*Dataset entries on figures*

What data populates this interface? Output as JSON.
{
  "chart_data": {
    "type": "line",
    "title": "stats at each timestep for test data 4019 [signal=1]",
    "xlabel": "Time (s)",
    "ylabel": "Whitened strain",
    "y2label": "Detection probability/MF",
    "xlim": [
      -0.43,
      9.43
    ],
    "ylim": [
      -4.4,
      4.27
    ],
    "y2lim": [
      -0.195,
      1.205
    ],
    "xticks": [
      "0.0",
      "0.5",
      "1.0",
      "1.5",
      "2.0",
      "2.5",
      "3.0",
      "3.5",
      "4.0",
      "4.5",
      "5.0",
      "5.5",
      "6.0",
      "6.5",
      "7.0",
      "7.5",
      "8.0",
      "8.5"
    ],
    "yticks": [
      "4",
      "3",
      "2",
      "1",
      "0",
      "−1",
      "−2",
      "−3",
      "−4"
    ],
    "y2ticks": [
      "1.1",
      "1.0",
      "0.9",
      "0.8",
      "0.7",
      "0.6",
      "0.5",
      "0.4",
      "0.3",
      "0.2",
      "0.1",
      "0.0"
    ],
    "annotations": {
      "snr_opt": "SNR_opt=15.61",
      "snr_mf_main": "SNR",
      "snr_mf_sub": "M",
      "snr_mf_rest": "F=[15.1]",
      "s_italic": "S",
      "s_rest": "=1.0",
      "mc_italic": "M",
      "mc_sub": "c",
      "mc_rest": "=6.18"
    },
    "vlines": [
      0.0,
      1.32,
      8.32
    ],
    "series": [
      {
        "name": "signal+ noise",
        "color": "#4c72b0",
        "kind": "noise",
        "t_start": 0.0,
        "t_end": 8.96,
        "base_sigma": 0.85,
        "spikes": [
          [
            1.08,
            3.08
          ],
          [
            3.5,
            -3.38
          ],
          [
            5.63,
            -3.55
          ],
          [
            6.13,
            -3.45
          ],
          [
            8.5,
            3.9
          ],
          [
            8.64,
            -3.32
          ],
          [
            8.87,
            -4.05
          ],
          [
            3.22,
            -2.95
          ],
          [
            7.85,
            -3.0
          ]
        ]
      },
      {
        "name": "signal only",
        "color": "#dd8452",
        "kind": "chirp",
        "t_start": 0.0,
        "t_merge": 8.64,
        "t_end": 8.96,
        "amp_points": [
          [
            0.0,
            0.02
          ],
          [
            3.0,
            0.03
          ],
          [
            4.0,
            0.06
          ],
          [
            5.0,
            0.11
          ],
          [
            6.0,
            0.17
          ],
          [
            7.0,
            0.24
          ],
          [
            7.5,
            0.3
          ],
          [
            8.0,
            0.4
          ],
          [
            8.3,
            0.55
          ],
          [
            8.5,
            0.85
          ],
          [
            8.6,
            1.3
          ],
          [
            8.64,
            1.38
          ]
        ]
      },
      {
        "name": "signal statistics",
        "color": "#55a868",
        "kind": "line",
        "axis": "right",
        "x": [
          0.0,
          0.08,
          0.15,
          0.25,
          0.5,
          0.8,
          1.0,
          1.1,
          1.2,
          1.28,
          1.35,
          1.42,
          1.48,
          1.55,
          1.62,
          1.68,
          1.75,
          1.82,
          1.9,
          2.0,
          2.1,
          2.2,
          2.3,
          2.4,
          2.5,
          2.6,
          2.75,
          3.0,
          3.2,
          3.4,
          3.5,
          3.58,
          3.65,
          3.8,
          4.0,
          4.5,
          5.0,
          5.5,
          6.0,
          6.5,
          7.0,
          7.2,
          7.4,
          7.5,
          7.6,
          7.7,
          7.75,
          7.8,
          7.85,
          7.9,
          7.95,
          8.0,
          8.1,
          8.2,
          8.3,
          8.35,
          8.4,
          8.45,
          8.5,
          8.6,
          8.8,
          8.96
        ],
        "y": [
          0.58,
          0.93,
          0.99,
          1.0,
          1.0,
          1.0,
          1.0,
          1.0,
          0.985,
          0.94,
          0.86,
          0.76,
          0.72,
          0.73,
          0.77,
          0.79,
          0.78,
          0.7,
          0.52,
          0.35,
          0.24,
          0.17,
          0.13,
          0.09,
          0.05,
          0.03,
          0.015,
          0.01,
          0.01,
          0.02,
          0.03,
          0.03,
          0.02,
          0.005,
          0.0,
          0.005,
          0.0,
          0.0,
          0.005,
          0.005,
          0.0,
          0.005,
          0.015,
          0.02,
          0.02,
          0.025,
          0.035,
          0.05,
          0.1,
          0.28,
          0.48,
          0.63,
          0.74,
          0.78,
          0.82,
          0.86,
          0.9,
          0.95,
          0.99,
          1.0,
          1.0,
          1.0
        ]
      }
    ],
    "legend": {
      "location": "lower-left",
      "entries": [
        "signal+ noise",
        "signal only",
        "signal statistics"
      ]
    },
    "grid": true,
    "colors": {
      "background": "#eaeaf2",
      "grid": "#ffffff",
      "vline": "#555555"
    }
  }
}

*WHAT THIS TASK INVOLVES*
Scan the records above for the string "noise", then report every line that contains it.

*CORRECT RESPONSE*
        "name": "signal+ noise",
        "kind": "noise",
        "signal+ noise",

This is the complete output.